• **EXERCISE INSTRUCTIONS**: All the data should be repeated exactly. Any image in it is left out.

Stored data

○ ○ ○ ○ ○ ○ ○

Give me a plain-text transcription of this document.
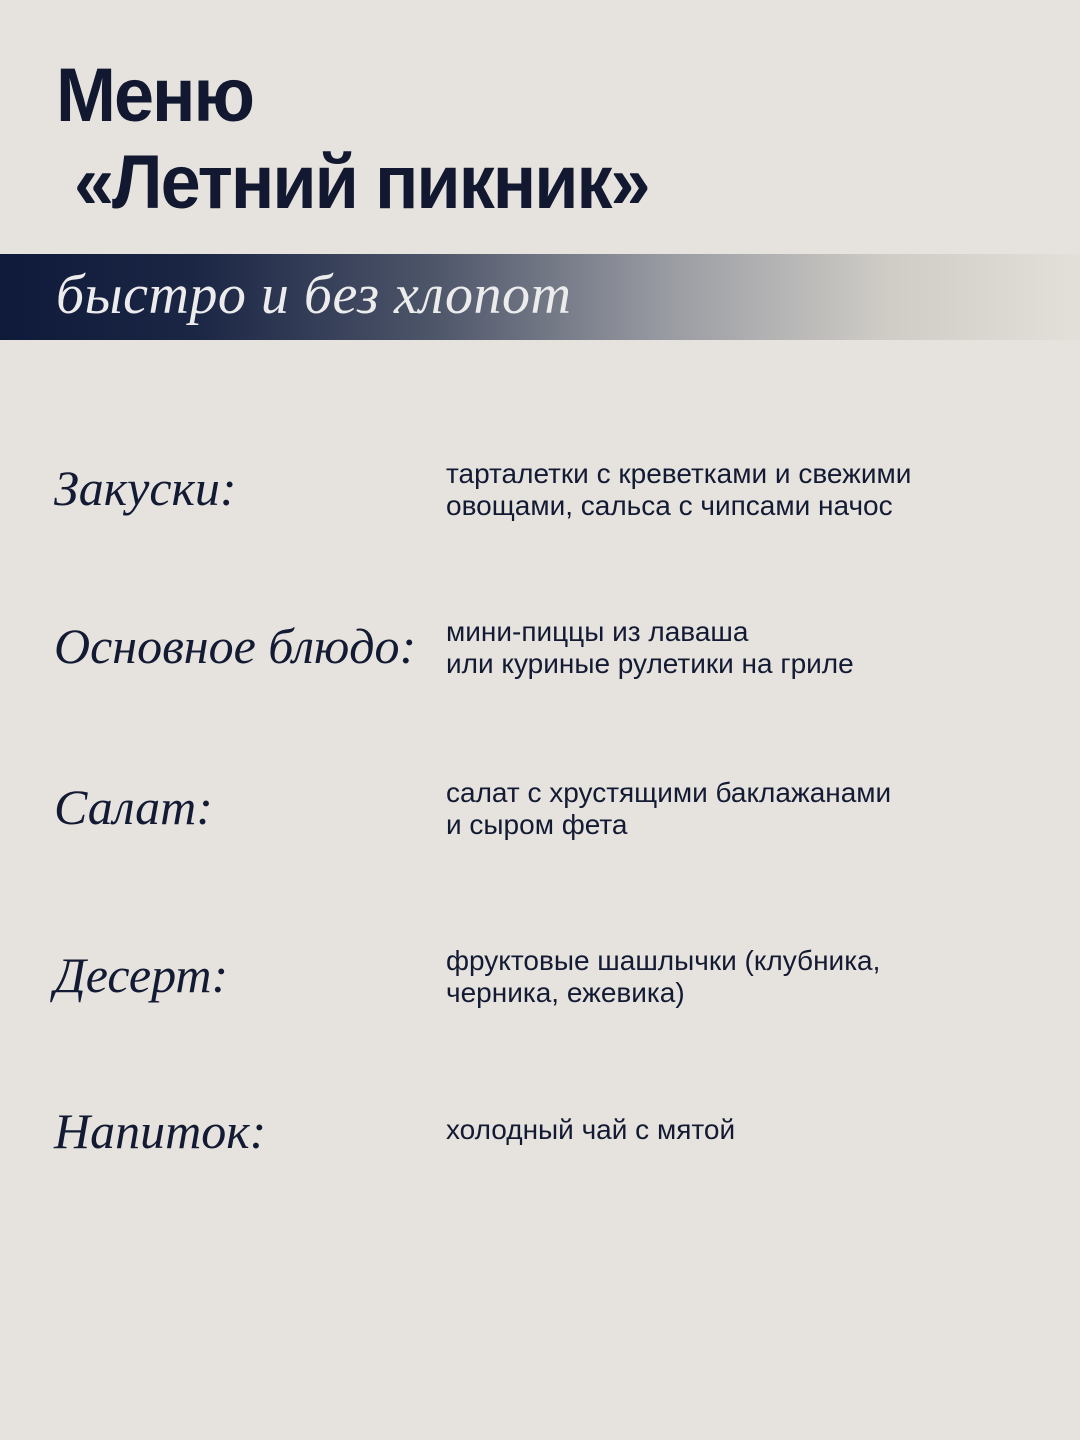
Меню
«Летний пикник»
быстро и без хлопот
Закуски:	тарталетки с креветками и свежими
овощами, сальса с чипсами начос
Основное блюдо: мини-пиццы из лаваша
или куриные рулетики на гриле
Салат:	салат с хрустящими баклажанами
и сыром фета
Десерт:	фруктовые шашлычки (клубника,
черника, ежевика)
Напиток:	холодный чай с мятой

○ ○ ○ ○ ○ ○ ○

• **SOLUTION**:
Give me a plain-text transcription of this document.
Меню
«Летний пикник»
быстро и без хлопот
Закуски:	тарталетки с креветками и свежими
овощами, сальса с чипсами начос
Основное блюдо: мини-пиццы из лаваша
или куриные рулетики на гриле
Салат:	салат с хрустящими баклажанами
и сыром фета
Десерт:	фруктовые шашлычки (клубника,
черника, ежевика)
Напиток:	холодный чай с мятой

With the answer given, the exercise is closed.